> **Exercício escrito**
Pode retomar o texto sobre a nova geração de estudiosos de Fernando Pessoa e continuá-lo a partir da última frase apresentada?

> **Texto fornecido**
—————

Como os outros cinco investigadores com quem o PÚBLICO almoçou num intervalo do Congresso Internacional Fernando Pessoa, Rita Marrone – uma italiana que, depois de se ter formado em Filosofia, prepara actualmente, na Faculdade de Letras de Coimbra, uma tese de doutoramento sobre a biblioteca esotérica do poeta português – é um desses vários pessoanos da novíssima geração que a directora da Casa Fernando Pessoa, Clara Riso, fez questão de trazer a este congresso, que terminou no sábado.  

Nos limites do que permite uma breve conversa colectiva travada à mesa de uma cafetaria buliçosa, fica a impressão de que não faltará nem diversidade, nem profundidade, nem perspectivas inovadoras ao futuro próximo dos estudos pessoanos. E prosseguindo uma tradição que vem do tempo dos pioneiros Pierre Hourcade ou Georg Rudolf Lind, e que nunca esmoreceu, parece estar igualmente garantida uma forte presença de investigadores estrangeiros: além de Rita, esta pequena amostra da nova geração incluiu o brasileiro Flávio Rodrigo Penteado e o colombiano Jorge Uribe.

Recém-doutorados ou ainda às voltas com as respectivas teses, alguns destes novos exploradores da inesgotável arca do poeta aventuram-se a desbravar territórios que até hoje raro pé pessoano pisou, como Bruno Fontes, que investiga as relações de Fernando Pessoa com o cinema, ou acreditam conseguir tirar algo de novo de tópicos que pareciam definitivamente espremidos, como Flávio Penteado, que quer afastar o estudadíssimo “drama estático” O Marinheiro da órbita exclusiva de Maeterlinck para o aproximar de um Ibsen ou de um Strindberg, ou ainda, como Nuno Amado, não estão com meias medidas e apontam directamente ao coração, propondo nada menos do que uma nova teoria geral da heteronímia, ainda que resguardada na designação mais prudente de “redescrição”.

—————

> **Material fornecido**
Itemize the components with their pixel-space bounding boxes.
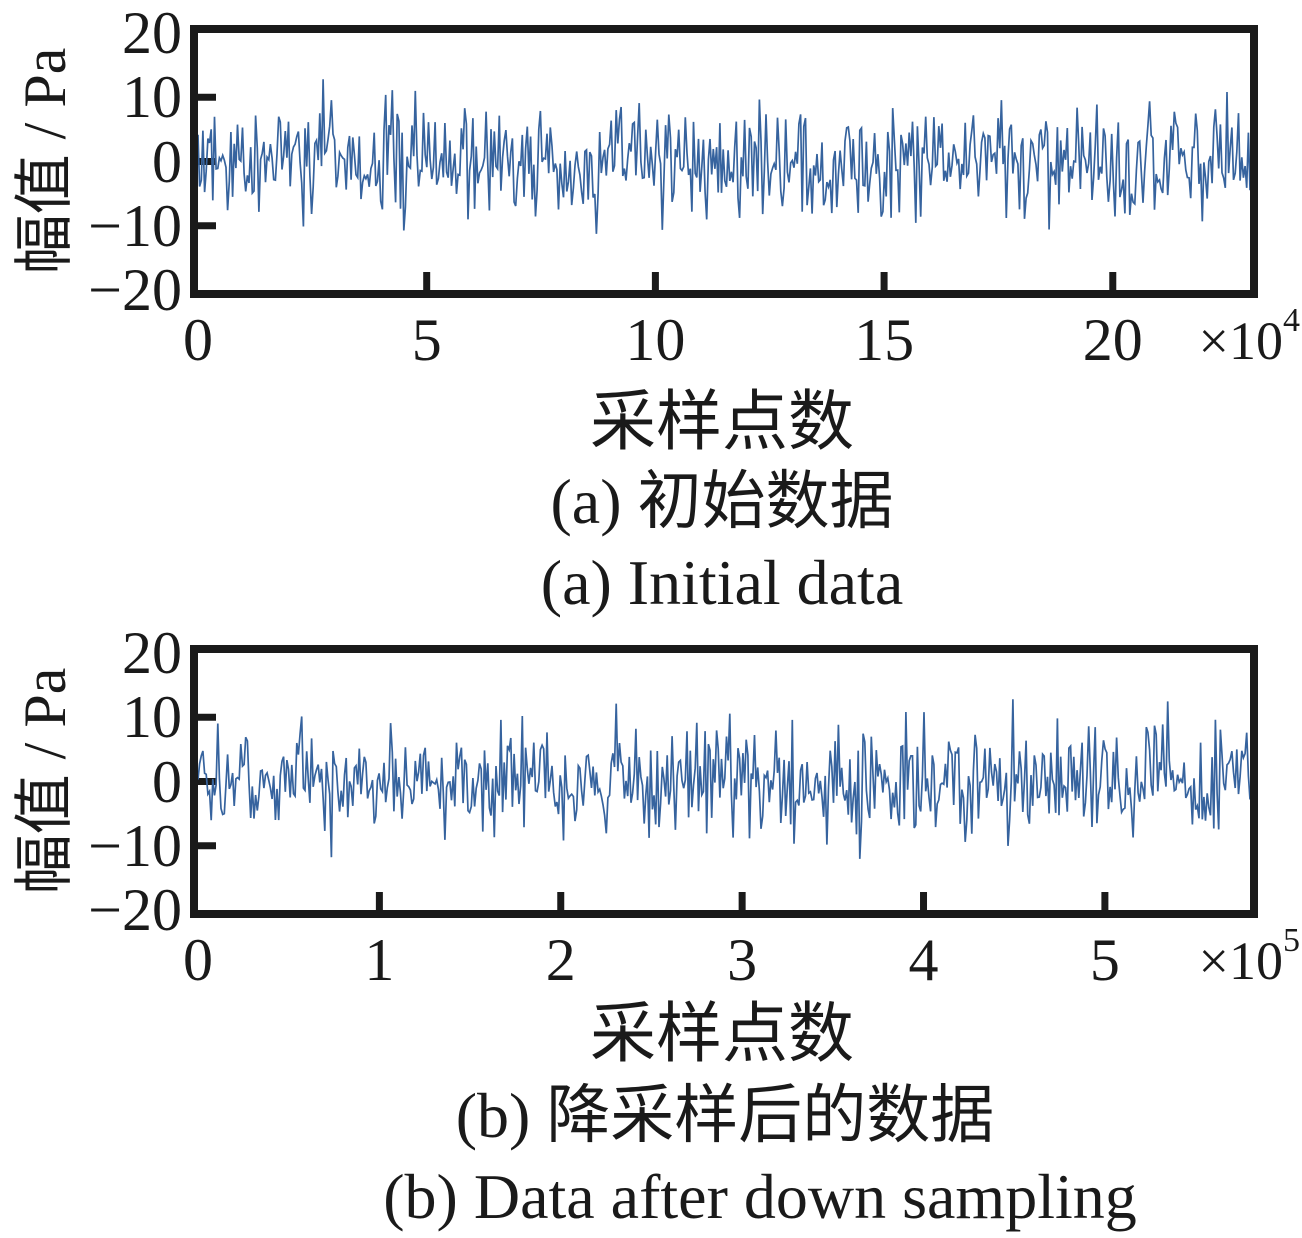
axis-tick-mark xyxy=(198,842,216,850)
y-tick-label: 20 xyxy=(122,0,182,66)
x-tick-label: 5 xyxy=(1089,927,1120,993)
x-tick-label: 4 xyxy=(908,927,939,993)
x-tick-label: 0 xyxy=(183,307,213,373)
y-tick-label: 10 xyxy=(122,684,182,751)
signal-trace xyxy=(198,79,1250,234)
waveform-a xyxy=(198,79,1250,290)
x-tick-label: 10 xyxy=(625,307,686,373)
y-tick-label: −20 xyxy=(88,877,182,943)
plot-area-a xyxy=(190,25,1258,298)
y-tick-label: 0 xyxy=(152,748,182,815)
waveform-b xyxy=(198,699,1250,910)
axis-tick-mark xyxy=(920,892,928,910)
signal-trace xyxy=(198,699,1250,859)
caption-zh-b: (b) 降采样后的数据 xyxy=(455,1080,995,1151)
axis-tick-mark xyxy=(198,222,216,230)
x-tick-label: 2 xyxy=(545,927,576,993)
axis-tick-mark xyxy=(1101,892,1109,910)
y-tick-label: 10 xyxy=(122,64,182,131)
axis-tick-mark xyxy=(198,93,216,101)
axis-tick-mark xyxy=(423,272,431,290)
x-exponent-base: ×10 xyxy=(1198,311,1283,371)
axis-tick-mark xyxy=(880,272,888,290)
x-exponent-power: 4 xyxy=(1283,302,1300,339)
caption-en-a: (a) Initial data xyxy=(540,547,904,618)
axis-tick-mark xyxy=(375,892,383,910)
x-tick-label: 1 xyxy=(364,927,395,993)
x-axis-label-b: 采样点数 xyxy=(590,998,854,1071)
axis-tick-mark xyxy=(557,892,565,910)
caption-en-b: (b) Data after down sampling xyxy=(383,1161,1137,1232)
x-tick-label: 0 xyxy=(183,927,213,993)
caption-zh-a: (a) 初始数据 xyxy=(550,466,894,537)
x-tick-label: 3 xyxy=(727,927,758,993)
plot-area-b xyxy=(190,645,1258,918)
x-exponent-label-b: ×105 xyxy=(1198,924,1300,991)
y-tick-label: 0 xyxy=(152,128,182,195)
axis-tick-mark xyxy=(738,892,746,910)
y-tick-label: −10 xyxy=(88,192,182,259)
x-exponent-label-a: ×104 xyxy=(1198,304,1300,371)
x-tick-label: 15 xyxy=(854,307,915,373)
y-tick-label: −20 xyxy=(88,257,182,323)
x-tick-label: 5 xyxy=(411,307,442,373)
axis-tick-mark xyxy=(1109,272,1117,290)
x-tick-label: 20 xyxy=(1082,307,1143,373)
axis-tick-mark xyxy=(651,272,659,290)
x-exponent-power: 5 xyxy=(1283,922,1300,959)
axis-tick-mark xyxy=(198,713,216,721)
x-exponent-base: ×10 xyxy=(1198,931,1283,991)
y-tick-label: 20 xyxy=(122,620,182,686)
x-axis-label-a: 采样点数 xyxy=(590,386,854,459)
y-tick-label: −10 xyxy=(88,812,182,879)
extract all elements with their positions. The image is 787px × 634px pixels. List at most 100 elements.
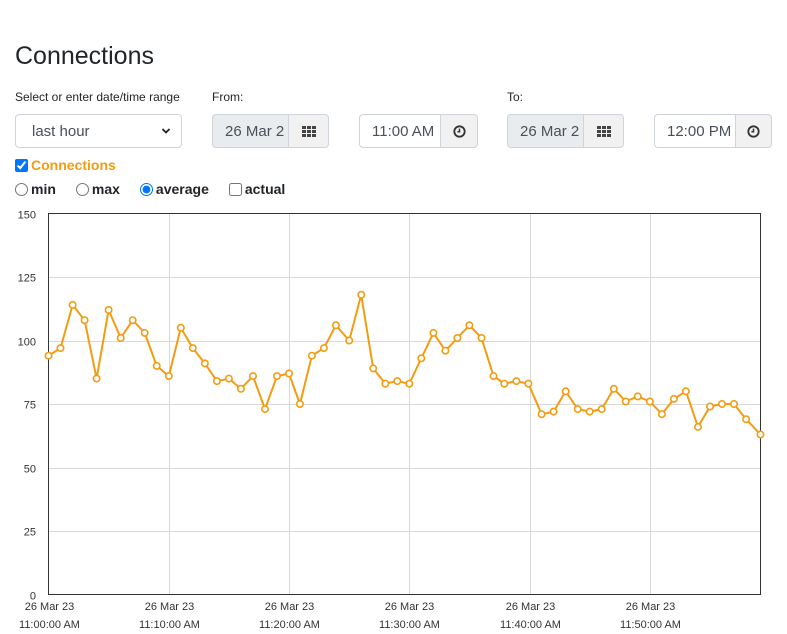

—————

> **Resposta do exercício**
Como ia intervir na sessão seguinte e teria de sair mais cedo, Rita foi a primeira a falar e chamou desde logo a atenção para uma vantagem de que qualquer nova geração, seja em que campo for, dispõe por natureza, mas que adquire uma relevância particular nos estudos pessoanos: contar com o trabalho realizado pelas anteriores. “O meu projecto de estudar a biblioteca esotérica de Pessoa, exemplifica, nasceu a partir da digitalização feita pela Casa Fernando Pessoa dos livros que pertenceram ao poeta”. Foi aí que percebeu que “muitos desses volumes estão relacionados com temas esotéricos, e é visível que o seu interesse pelo oculto se desenvolve ao longo de toda a vida: há livros de 1915 e adquiriu o último, sobre a Maçonaria, em Outubro de 1935”, no mês anterior à sua morte.

Mas as sucessivas gerações de pessoanos que vasculharam a arca e sondaram o génio criativo de Pessoa não conseguiram, talvez felizmente, compor um retrato definitivo e consensual do poeta. “Os novos estudiosos”, assegura Rita, “têm a percepção de que esta é uma obra sem fundo, um mistério que não se pode resolver, e é por isso que estão hoje aqui, porque há sempre alguma coisa a descobrir, a estudar”.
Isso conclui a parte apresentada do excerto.